Here are some entries; quote each one exactly.
:::
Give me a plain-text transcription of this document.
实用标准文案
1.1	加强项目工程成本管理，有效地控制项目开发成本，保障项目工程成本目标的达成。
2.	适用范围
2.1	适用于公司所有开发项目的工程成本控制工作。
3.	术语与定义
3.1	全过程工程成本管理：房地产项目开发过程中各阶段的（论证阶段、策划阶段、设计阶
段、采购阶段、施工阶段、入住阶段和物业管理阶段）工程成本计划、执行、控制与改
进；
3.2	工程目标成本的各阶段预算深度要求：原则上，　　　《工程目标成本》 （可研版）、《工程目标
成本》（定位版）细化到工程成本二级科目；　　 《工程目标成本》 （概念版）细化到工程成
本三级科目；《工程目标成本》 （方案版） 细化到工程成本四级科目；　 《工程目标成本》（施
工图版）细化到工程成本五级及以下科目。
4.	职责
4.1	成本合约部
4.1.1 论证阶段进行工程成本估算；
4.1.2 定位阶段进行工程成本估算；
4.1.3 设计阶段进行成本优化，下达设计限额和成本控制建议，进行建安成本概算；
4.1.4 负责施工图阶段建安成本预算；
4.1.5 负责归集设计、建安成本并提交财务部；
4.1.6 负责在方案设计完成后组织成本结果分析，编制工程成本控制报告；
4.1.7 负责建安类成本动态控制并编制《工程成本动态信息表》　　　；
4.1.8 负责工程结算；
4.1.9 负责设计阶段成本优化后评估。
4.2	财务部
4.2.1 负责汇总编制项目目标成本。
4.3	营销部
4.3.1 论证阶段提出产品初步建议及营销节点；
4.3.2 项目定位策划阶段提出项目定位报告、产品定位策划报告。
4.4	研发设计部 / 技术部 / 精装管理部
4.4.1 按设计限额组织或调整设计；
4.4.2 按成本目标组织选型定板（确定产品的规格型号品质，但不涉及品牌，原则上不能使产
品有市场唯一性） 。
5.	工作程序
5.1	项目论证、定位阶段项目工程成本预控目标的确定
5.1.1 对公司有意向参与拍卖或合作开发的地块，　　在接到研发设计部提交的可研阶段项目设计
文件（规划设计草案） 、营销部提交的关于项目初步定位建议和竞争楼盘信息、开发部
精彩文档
:::
* _The reply_:
Give me a plain-text transcription of this document.
实用标准文案
1.1	加强项目工程成本管理，有效地控制项目开发成本，保障项目工程成本目标的达成。
2.	适用范围
2.1	适用于公司所有开发项目的工程成本控制工作。
3.	术语与定义
3.1	全过程工程成本管理：房地产项目开发过程中各阶段的（论证阶段、策划阶段、设计阶
段、采购阶段、施工阶段、入住阶段和物业管理阶段）工程成本计划、执行、控制与改
进；
3.2	工程目标成本的各阶段预算深度要求：原则上，　　　《工程目标成本》 （可研版）、《工程目标
成本》（定位版）细化到工程成本二级科目；　　 《工程目标成本》 （概念版）细化到工程成
本三级科目；《工程目标成本》 （方案版） 细化到工程成本四级科目；　 《工程目标成本》（施
工图版）细化到工程成本五级及以下科目。
4.	职责
4.1	成本合约部
4.1.1 论证阶段进行工程成本估算；
4.1.2 定位阶段进行工程成本估算；
4.1.3 设计阶段进行成本优化，下达设计限额和成本控制建议，进行建安成本概算；
4.1.4 负责施工图阶段建安成本预算；
4.1.5 负责归集设计、建安成本并提交财务部；
4.1.6 负责在方案设计完成后组织成本结果分析，编制工程成本控制报告；
4.1.7 负责建安类成本动态控制并编制《工程成本动态信息表》　　　；
4.1.8 负责工程结算；
4.1.9 负责设计阶段成本优化后评估。
4.2	财务部
4.2.1 负责汇总编制项目目标成本。
4.3	营销部
4.3.1 论证阶段提出产品初步建议及营销节点；
4.3.2 项目定位策划阶段提出项目定位报告、产品定位策划报告。
4.4	研发设计部 / 技术部 / 精装管理部
4.4.1 按设计限额组织或调整设计；
4.4.2 按成本目标组织选型定板（确定产品的规格型号品质，但不涉及品牌，原则上不能使产
品有市场唯一性） 。
5.	工作程序
5.1	项目论证、定位阶段项目工程成本预控目标的确定
5.1.1 对公司有意向参与拍卖或合作开发的地块，　　在接到研发设计部提交的可研阶段项目设计
文件（规划设计草案） 、营销部提交的关于项目初步定位建议和竞争楼盘信息、开发部
精彩文档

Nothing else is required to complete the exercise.